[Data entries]
▼▼▼

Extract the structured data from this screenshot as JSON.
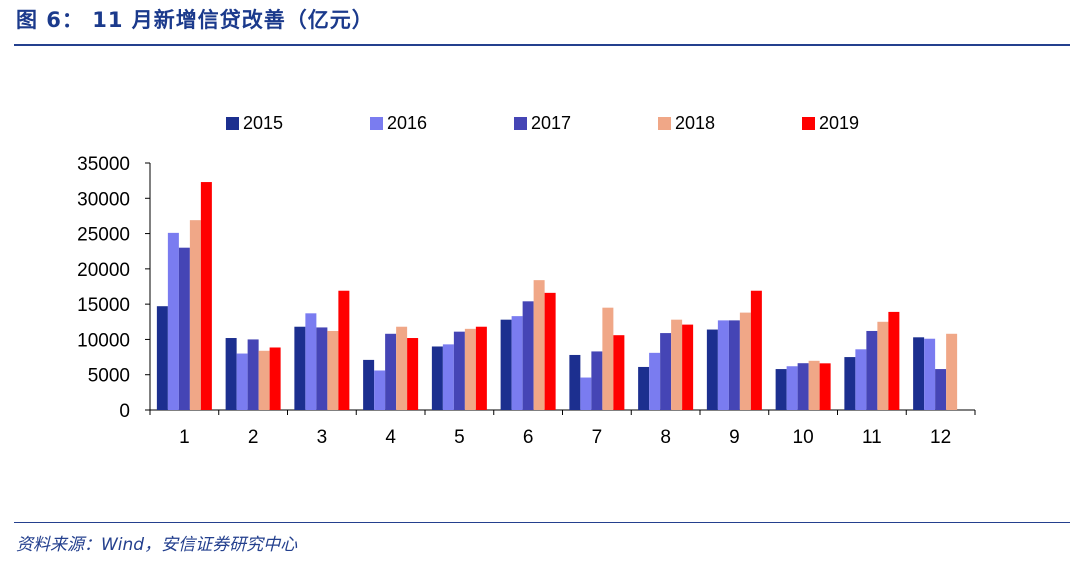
{
  "header": {
    "title": "图 6： 11 月新增信贷改善（亿元）"
  },
  "footer": {
    "source": "资料来源：Wind，安信证券研究中心"
  },
  "chart_data": {
    "type": "bar",
    "title": "",
    "xlabel": "",
    "ylabel": "",
    "categories": [
      "1",
      "2",
      "3",
      "4",
      "5",
      "6",
      "7",
      "8",
      "9",
      "10",
      "11",
      "12"
    ],
    "ylim": [
      0,
      35000
    ],
    "yticks": [
      0,
      5000,
      10000,
      15000,
      20000,
      25000,
      30000,
      35000
    ],
    "legend_position": "top",
    "grid": false,
    "series": [
      {
        "name": "2015",
        "color": "#1c2f8f",
        "values": [
          14708,
          10200,
          11800,
          7100,
          9000,
          12800,
          7800,
          6100,
          11400,
          5800,
          7500,
          10300
        ]
      },
      {
        "name": "2016",
        "color": "#7a7cf0",
        "values": [
          25100,
          8000,
          13700,
          5600,
          9300,
          13300,
          4600,
          8100,
          12700,
          6200,
          8600,
          10100
        ]
      },
      {
        "name": "2017",
        "color": "#4545b5",
        "values": [
          23000,
          10000,
          11700,
          10800,
          11100,
          15400,
          8300,
          10900,
          12700,
          6632,
          11200,
          5800
        ]
      },
      {
        "name": "2018",
        "color": "#f0a787",
        "values": [
          26900,
          8390,
          11200,
          11800,
          11500,
          18400,
          14500,
          12800,
          13800,
          6970,
          12500,
          10800
        ]
      },
      {
        "name": "2019",
        "color": "#ff0000",
        "values": [
          32300,
          8858,
          16900,
          10200,
          11800,
          16600,
          10600,
          12100,
          16900,
          6613,
          13900,
          null
        ]
      }
    ]
  }
}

▲▲▲

**SET EXERCISE:**
Repeat the records above verbatim, with no pictures in the result.

**ANSWER IN FULL:**
Extract the structured data from this screenshot as JSON.
{
  "header": {
    "title": "图 6： 11 月新增信贷改善（亿元）"
  },
  "footer": {
    "source": "资料来源：Wind，安信证券研究中心"
  },
  "chart_data": {
    "type": "bar",
    "title": "",
    "xlabel": "",
    "ylabel": "",
    "categories": [
      "1",
      "2",
      "3",
      "4",
      "5",
      "6",
      "7",
      "8",
      "9",
      "10",
      "11",
      "12"
    ],
    "ylim": [
      0,
      35000
    ],
    "yticks": [
      0,
      5000,
      10000,
      15000,
      20000,
      25000,
      30000,
      35000
    ],
    "legend_position": "top",
    "grid": false,
    "series": [
      {
        "name": "2015",
        "color": "#1c2f8f",
        "values": [
          14708,
          10200,
          11800,
          7100,
          9000,
          12800,
          7800,
          6100,
          11400,
          5800,
          7500,
          10300
        ]
      },
      {
        "name": "2016",
        "color": "#7a7cf0",
        "values": [
          25100,
          8000,
          13700,
          5600,
          9300,
          13300,
          4600,
          8100,
          12700,
          6200,
          8600,
          10100
        ]
      },
      {
        "name": "2017",
        "color": "#4545b5",
        "values": [
          23000,
          10000,
          11700,
          10800,
          11100,
          15400,
          8300,
          10900,
          12700,
          6632,
          11200,
          5800
        ]
      },
      {
        "name": "2018",
        "color": "#f0a787",
        "values": [
          26900,
          8390,
          11200,
          11800,
          11500,
          18400,
          14500,
          12800,
          13800,
          6970,
          12500,
          10800
        ]
      },
      {
        "name": "2019",
        "color": "#ff0000",
        "values": [
          32300,
          8858,
          16900,
          10200,
          11800,
          16600,
          10600,
          12100,
          16900,
          6613,
          13900,
          null
        ]
      }
    ]
  }
}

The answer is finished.